━━━━━ MATERIAL PROVIDED ━━━━━

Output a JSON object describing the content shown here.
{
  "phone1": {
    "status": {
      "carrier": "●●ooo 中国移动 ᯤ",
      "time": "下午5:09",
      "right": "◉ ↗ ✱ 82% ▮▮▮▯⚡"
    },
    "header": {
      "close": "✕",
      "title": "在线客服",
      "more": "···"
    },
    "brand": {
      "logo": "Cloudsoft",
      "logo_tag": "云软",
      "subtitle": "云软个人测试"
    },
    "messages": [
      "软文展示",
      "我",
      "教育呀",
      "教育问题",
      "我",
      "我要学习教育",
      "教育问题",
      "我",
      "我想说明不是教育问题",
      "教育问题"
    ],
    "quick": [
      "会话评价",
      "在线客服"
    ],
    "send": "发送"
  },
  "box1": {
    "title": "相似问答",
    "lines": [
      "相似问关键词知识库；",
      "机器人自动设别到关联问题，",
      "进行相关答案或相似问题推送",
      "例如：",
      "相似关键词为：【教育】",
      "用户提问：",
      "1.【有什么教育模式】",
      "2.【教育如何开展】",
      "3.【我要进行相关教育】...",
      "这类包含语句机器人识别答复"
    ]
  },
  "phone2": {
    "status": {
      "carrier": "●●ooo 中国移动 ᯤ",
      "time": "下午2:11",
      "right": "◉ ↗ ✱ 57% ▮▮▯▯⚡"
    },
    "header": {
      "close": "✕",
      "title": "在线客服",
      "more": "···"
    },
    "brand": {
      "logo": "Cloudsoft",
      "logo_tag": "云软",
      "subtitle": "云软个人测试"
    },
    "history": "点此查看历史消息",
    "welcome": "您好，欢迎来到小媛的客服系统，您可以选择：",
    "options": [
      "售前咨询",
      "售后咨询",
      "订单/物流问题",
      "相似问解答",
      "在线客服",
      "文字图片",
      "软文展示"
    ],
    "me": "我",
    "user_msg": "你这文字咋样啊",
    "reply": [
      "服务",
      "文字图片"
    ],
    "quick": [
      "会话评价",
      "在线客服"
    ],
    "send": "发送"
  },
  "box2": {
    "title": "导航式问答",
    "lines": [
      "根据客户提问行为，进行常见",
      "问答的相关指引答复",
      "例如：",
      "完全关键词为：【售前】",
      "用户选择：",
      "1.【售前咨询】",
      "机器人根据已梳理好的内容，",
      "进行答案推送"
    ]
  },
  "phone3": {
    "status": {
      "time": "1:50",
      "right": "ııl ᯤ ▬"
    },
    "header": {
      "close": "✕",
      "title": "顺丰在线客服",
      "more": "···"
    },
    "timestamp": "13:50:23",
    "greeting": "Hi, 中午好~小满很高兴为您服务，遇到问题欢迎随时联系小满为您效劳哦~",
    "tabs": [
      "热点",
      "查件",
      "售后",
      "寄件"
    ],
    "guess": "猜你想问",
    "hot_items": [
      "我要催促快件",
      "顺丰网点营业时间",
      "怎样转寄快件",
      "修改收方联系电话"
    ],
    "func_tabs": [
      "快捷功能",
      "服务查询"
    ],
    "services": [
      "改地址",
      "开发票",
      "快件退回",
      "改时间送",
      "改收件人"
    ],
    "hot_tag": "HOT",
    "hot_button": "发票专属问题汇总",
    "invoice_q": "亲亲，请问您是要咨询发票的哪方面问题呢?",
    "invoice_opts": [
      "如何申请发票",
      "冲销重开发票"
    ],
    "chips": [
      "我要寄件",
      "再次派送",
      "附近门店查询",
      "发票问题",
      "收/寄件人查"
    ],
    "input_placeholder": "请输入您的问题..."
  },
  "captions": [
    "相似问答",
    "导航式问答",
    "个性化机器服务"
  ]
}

━━━━━

THE EXERCISE
Your task is to repeat every entry exactly.

REPLY
Output a JSON object describing the content shown here.
{
  "phone1": {
    "status": {
      "carrier": "●●ooo 中国移动 ᯤ",
      "time": "下午5:09",
      "right": "◉ ↗ ✱ 82% ▮▮▮▯⚡"
    },
    "header": {
      "close": "✕",
      "title": "在线客服",
      "more": "···"
    },
    "brand": {
      "logo": "Cloudsoft",
      "logo_tag": "云软",
      "subtitle": "云软个人测试"
    },
    "messages": [
      "软文展示",
      "我",
      "教育呀",
      "教育问题",
      "我",
      "我要学习教育",
      "教育问题",
      "我",
      "我想说明不是教育问题",
      "教育问题"
    ],
    "quick": [
      "会话评价",
      "在线客服"
    ],
    "send": "发送"
  },
  "box1": {
    "title": "相似问答",
    "lines": [
      "相似问关键词知识库；",
      "机器人自动设别到关联问题，",
      "进行相关答案或相似问题推送",
      "例如：",
      "相似关键词为：【教育】",
      "用户提问：",
      "1.【有什么教育模式】",
      "2.【教育如何开展】",
      "3.【我要进行相关教育】...",
      "这类包含语句机器人识别答复"
    ]
  },
  "phone2": {
    "status": {
      "carrier": "●●ooo 中国移动 ᯤ",
      "time": "下午2:11",
      "right": "◉ ↗ ✱ 57% ▮▮▯▯⚡"
    },
    "header": {
      "close": "✕",
      "title": "在线客服",
      "more": "···"
    },
    "brand": {
      "logo": "Cloudsoft",
      "logo_tag": "云软",
      "subtitle": "云软个人测试"
    },
    "history": "点此查看历史消息",
    "welcome": "您好，欢迎来到小媛的客服系统，您可以选择：",
    "options": [
      "售前咨询",
      "售后咨询",
      "订单/物流问题",
      "相似问解答",
      "在线客服",
      "文字图片",
      "软文展示"
    ],
    "me": "我",
    "user_msg": "你这文字咋样啊",
    "reply": [
      "服务",
      "文字图片"
    ],
    "quick": [
      "会话评价",
      "在线客服"
    ],
    "send": "发送"
  },
  "box2": {
    "title": "导航式问答",
    "lines": [
      "根据客户提问行为，进行常见",
      "问答的相关指引答复",
      "例如：",
      "完全关键词为：【售前】",
      "用户选择：",
      "1.【售前咨询】",
      "机器人根据已梳理好的内容，",
      "进行答案推送"
    ]
  },
  "phone3": {
    "status": {
      "time": "1:50",
      "right": "ııl ᯤ ▬"
    },
    "header": {
      "close": "✕",
      "title": "顺丰在线客服",
      "more": "···"
    },
    "timestamp": "13:50:23",
    "greeting": "Hi, 中午好~小满很高兴为您服务，遇到问题欢迎随时联系小满为您效劳哦~",
    "tabs": [
      "热点",
      "查件",
      "售后",
      "寄件"
    ],
    "guess": "猜你想问",
    "hot_items": [
      "我要催促快件",
      "顺丰网点营业时间",
      "怎样转寄快件",
      "修改收方联系电话"
    ],
    "func_tabs": [
      "快捷功能",
      "服务查询"
    ],
    "services": [
      "改地址",
      "开发票",
      "快件退回",
      "改时间送",
      "改收件人"
    ],
    "hot_tag": "HOT",
    "hot_button": "发票专属问题汇总",
    "invoice_q": "亲亲，请问您是要咨询发票的哪方面问题呢?",
    "invoice_opts": [
      "如何申请发票",
      "冲销重开发票"
    ],
    "chips": [
      "我要寄件",
      "再次派送",
      "附近门店查询",
      "发票问题",
      "收/寄件人查"
    ],
    "input_placeholder": "请输入您的问题..."
  },
  "captions": [
    "相似问答",
    "导航式问答",
    "个性化机器服务"
  ]
}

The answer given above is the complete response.